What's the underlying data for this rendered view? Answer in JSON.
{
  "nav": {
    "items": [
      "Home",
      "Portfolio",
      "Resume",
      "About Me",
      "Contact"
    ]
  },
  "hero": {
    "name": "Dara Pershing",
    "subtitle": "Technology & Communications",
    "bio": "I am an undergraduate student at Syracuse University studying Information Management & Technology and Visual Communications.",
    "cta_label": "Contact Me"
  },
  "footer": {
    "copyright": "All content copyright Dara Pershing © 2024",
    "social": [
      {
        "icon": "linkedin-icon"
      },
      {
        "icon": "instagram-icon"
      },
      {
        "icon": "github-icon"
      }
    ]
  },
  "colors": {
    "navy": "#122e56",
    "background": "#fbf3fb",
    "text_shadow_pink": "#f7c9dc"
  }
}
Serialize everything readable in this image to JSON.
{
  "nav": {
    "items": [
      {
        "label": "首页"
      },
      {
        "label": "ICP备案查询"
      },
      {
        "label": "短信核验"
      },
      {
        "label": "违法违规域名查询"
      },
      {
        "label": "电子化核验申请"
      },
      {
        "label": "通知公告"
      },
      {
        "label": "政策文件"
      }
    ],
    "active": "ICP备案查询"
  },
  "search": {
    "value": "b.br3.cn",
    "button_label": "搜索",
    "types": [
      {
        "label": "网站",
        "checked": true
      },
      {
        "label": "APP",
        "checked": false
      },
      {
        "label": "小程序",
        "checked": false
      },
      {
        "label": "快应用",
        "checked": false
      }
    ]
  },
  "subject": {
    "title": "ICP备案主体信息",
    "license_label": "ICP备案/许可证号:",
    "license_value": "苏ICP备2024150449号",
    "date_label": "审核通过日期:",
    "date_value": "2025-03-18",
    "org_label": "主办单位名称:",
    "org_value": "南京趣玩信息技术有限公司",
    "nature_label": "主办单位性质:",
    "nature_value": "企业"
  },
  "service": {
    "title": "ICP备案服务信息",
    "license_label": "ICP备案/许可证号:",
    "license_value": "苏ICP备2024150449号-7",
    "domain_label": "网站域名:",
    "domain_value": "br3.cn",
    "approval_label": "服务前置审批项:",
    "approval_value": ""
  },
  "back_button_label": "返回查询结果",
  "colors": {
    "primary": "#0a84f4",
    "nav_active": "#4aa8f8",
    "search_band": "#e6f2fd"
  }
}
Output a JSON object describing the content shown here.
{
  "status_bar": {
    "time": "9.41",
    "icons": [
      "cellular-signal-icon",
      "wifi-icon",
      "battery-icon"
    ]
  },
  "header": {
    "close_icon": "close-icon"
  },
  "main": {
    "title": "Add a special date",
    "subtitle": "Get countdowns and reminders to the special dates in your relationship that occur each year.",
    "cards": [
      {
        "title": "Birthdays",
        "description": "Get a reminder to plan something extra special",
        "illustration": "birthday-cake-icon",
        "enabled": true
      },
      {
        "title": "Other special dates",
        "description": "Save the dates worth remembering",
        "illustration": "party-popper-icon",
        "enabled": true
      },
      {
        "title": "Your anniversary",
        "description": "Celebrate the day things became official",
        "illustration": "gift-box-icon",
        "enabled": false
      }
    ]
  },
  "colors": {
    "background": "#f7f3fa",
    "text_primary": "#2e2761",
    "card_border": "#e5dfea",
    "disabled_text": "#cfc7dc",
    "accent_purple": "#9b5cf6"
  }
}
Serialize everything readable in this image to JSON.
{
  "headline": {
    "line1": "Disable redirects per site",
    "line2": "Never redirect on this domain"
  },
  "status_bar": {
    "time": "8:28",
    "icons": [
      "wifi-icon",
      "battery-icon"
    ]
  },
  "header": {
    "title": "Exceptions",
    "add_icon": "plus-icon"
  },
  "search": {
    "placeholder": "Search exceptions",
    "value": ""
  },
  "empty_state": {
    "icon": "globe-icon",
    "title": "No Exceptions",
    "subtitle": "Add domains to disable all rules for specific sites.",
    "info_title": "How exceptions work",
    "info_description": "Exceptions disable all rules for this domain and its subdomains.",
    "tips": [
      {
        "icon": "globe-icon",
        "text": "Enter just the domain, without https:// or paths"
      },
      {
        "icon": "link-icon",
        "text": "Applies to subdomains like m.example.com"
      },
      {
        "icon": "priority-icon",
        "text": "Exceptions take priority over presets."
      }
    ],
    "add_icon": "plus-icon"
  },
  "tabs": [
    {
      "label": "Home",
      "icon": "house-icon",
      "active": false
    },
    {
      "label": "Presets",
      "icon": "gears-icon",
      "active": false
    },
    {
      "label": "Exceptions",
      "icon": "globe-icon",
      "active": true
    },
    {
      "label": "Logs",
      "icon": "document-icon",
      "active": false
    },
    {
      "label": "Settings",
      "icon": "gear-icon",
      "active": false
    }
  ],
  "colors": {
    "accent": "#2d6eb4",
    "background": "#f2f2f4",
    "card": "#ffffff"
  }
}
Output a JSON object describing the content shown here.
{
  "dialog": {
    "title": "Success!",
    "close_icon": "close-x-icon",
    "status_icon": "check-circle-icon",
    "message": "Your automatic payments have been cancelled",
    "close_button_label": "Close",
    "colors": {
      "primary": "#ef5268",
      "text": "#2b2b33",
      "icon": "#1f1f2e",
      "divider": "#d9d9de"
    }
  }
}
-----
# [Objective]
Gather up, from the records above, each line where the word "this" appears.

# [Result of the task]
What's the underlying data for this rendered view? Answer in JSON.
Serialize everything readable in this image to JSON.
Serialize everything readable in this image to JSON.
    "line2": "Never redirect on this domain"
    "info_description": "Exceptions disable all rules for this domain and its subdomains.",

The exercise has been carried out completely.